## Stated problem
Extract each line of the records below that contains the word "overflow".

## Input for this task
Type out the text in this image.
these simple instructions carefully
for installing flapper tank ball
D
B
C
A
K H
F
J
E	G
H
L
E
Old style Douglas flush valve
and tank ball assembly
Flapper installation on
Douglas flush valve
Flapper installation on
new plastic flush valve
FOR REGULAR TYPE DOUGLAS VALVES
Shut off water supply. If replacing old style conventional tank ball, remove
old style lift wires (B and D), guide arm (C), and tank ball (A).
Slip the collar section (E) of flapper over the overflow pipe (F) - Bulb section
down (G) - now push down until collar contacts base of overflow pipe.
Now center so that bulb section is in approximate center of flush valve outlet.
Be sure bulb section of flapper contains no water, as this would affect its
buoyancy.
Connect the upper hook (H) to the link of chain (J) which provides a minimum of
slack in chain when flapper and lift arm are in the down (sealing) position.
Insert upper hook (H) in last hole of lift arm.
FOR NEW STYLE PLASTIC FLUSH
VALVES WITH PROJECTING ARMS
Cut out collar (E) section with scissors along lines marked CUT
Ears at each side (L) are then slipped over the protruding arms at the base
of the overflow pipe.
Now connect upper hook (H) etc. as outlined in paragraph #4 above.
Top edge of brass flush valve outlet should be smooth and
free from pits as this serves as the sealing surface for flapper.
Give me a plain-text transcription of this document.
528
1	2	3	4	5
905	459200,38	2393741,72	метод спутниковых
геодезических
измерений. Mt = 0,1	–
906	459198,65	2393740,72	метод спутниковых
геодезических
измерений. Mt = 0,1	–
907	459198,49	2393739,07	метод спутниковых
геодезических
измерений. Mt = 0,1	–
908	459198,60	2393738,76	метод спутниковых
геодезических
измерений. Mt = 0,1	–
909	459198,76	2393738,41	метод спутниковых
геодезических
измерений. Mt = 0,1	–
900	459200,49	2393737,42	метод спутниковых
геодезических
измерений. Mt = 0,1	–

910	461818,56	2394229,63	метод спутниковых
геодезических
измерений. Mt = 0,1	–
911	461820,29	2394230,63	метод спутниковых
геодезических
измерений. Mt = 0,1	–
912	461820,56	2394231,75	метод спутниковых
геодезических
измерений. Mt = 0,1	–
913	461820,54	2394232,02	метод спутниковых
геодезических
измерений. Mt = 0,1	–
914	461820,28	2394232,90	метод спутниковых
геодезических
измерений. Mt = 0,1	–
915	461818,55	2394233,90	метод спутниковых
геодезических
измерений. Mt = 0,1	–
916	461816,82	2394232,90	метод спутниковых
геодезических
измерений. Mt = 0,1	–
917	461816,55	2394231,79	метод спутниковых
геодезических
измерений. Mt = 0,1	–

## Result
Slip the collar section (E) of flapper over the overflow pipe (F) - Bulb section
down (G) - now push down until collar contacts base of overflow pipe.
of the overflow pipe.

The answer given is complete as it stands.